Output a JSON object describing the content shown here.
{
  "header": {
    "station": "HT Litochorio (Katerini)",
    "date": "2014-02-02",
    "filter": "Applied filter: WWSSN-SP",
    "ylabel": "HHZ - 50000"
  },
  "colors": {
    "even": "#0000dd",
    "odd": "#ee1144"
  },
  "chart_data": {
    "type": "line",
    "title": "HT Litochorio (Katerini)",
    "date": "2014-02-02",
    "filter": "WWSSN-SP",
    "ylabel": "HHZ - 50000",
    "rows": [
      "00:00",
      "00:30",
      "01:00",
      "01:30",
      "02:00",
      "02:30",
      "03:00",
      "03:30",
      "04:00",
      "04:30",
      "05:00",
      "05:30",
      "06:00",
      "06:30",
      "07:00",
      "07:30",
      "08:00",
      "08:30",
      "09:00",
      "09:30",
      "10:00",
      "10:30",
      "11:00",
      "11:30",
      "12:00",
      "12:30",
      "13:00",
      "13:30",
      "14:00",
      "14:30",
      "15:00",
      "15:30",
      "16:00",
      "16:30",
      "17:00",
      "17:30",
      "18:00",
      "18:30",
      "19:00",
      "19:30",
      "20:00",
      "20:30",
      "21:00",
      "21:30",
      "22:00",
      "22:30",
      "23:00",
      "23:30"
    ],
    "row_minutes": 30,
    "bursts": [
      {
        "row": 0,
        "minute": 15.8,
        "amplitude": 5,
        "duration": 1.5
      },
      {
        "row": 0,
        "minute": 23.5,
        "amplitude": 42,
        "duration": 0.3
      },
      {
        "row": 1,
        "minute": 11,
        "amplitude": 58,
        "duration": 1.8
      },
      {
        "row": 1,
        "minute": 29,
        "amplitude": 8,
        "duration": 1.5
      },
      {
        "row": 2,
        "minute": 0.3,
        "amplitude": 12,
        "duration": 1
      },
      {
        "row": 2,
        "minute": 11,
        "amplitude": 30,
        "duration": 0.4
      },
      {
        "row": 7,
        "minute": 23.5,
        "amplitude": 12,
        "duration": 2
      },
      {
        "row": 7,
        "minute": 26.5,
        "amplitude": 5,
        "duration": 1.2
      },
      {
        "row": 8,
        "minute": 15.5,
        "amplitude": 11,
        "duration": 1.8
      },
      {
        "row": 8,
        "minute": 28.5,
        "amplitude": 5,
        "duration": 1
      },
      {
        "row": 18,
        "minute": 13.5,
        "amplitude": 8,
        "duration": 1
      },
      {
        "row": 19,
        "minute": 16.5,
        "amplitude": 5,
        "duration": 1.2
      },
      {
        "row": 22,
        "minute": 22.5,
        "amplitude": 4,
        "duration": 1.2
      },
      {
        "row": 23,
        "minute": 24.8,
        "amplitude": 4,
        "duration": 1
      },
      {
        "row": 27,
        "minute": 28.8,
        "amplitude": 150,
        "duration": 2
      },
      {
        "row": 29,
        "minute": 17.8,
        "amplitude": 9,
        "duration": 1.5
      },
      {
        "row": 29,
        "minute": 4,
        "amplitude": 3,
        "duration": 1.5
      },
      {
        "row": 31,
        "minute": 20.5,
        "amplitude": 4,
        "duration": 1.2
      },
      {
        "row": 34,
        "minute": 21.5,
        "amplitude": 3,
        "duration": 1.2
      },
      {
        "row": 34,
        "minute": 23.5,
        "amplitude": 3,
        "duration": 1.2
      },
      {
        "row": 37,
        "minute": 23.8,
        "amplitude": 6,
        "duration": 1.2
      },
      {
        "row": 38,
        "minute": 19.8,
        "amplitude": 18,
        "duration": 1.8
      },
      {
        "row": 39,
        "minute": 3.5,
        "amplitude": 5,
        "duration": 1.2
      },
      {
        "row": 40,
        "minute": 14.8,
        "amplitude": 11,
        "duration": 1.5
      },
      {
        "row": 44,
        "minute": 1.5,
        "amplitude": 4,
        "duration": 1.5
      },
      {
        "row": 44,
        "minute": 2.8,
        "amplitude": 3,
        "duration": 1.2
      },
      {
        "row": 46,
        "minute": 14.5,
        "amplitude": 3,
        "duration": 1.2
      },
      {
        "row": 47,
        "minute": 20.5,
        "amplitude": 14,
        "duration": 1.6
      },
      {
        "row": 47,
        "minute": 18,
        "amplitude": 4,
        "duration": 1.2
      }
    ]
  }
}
◆ ◆ ◆ ◆ ◆ ◆ ◆
What to work on
From the listing above, extract every line exactly as it stands.

Answer to this exercise
Output a JSON object describing the content shown here.
{
  "header": {
    "station": "HT Litochorio (Katerini)",
    "date": "2014-02-02",
    "filter": "Applied filter: WWSSN-SP",
    "ylabel": "HHZ - 50000"
  },
  "colors": {
    "even": "#0000dd",
    "odd": "#ee1144"
  },
  "chart_data": {
    "type": "line",
    "title": "HT Litochorio (Katerini)",
    "date": "2014-02-02",
    "filter": "WWSSN-SP",
    "ylabel": "HHZ - 50000",
    "rows": [
      "00:00",
      "00:30",
      "01:00",
      "01:30",
      "02:00",
      "02:30",
      "03:00",
      "03:30",
      "04:00",
      "04:30",
      "05:00",
      "05:30",
      "06:00",
      "06:30",
      "07:00",
      "07:30",
      "08:00",
      "08:30",
      "09:00",
      "09:30",
      "10:00",
      "10:30",
      "11:00",
      "11:30",
      "12:00",
      "12:30",
      "13:00",
      "13:30",
      "14:00",
      "14:30",
      "15:00",
      "15:30",
      "16:00",
      "16:30",
      "17:00",
      "17:30",
      "18:00",
      "18:30",
      "19:00",
      "19:30",
      "20:00",
      "20:30",
      "21:00",
      "21:30",
      "22:00",
      "22:30",
      "23:00",
      "23:30"
    ],
    "row_minutes": 30,
    "bursts": [
      {
        "row": 0,
        "minute": 15.8,
        "amplitude": 5,
        "duration": 1.5
      },
      {
        "row": 0,
        "minute": 23.5,
        "amplitude": 42,
        "duration": 0.3
      },
      {
        "row": 1,
        "minute": 11,
        "amplitude": 58,
        "duration": 1.8
      },
      {
        "row": 1,
        "minute": 29,
        "amplitude": 8,
        "duration": 1.5
      },
      {
        "row": 2,
        "minute": 0.3,
        "amplitude": 12,
        "duration": 1
      },
      {
        "row": 2,
        "minute": 11,
        "amplitude": 30,
        "duration": 0.4
      },
      {
        "row": 7,
        "minute": 23.5,
        "amplitude": 12,
        "duration": 2
      },
      {
        "row": 7,
        "minute": 26.5,
        "amplitude": 5,
        "duration": 1.2
      },
      {
        "row": 8,
        "minute": 15.5,
        "amplitude": 11,
        "duration": 1.8
      },
      {
        "row": 8,
        "minute": 28.5,
        "amplitude": 5,
        "duration": 1
      },
      {
        "row": 18,
        "minute": 13.5,
        "amplitude": 8,
        "duration": 1
      },
      {
        "row": 19,
        "minute": 16.5,
        "amplitude": 5,
        "duration": 1.2
      },
      {
        "row": 22,
        "minute": 22.5,
        "amplitude": 4,
        "duration": 1.2
      },
      {
        "row": 23,
        "minute": 24.8,
        "amplitude": 4,
        "duration": 1
      },
      {
        "row": 27,
        "minute": 28.8,
        "amplitude": 150,
        "duration": 2
      },
      {
        "row": 29,
        "minute": 17.8,
        "amplitude": 9,
        "duration": 1.5
      },
      {
        "row": 29,
        "minute": 4,
        "amplitude": 3,
        "duration": 1.5
      },
      {
        "row": 31,
        "minute": 20.5,
        "amplitude": 4,
        "duration": 1.2
      },
      {
        "row": 34,
        "minute": 21.5,
        "amplitude": 3,
        "duration": 1.2
      },
      {
        "row": 34,
        "minute": 23.5,
        "amplitude": 3,
        "duration": 1.2
      },
      {
        "row": 37,
        "minute": 23.8,
        "amplitude": 6,
        "duration": 1.2
      },
      {
        "row": 38,
        "minute": 19.8,
        "amplitude": 18,
        "duration": 1.8
      },
      {
        "row": 39,
        "minute": 3.5,
        "amplitude": 5,
        "duration": 1.2
      },
      {
        "row": 40,
        "minute": 14.8,
        "amplitude": 11,
        "duration": 1.5
      },
      {
        "row": 44,
        "minute": 1.5,
        "amplitude": 4,
        "duration": 1.5
      },
      {
        "row": 44,
        "minute": 2.8,
        "amplitude": 3,
        "duration": 1.2
      },
      {
        "row": 46,
        "minute": 14.5,
        "amplitude": 3,
        "duration": 1.2
      },
      {
        "row": 47,
        "minute": 20.5,
        "amplitude": 14,
        "duration": 1.6
      },
      {
        "row": 47,
        "minute": 18,
        "amplitude": 4,
        "duration": 1.2
      }
    ]
  }
}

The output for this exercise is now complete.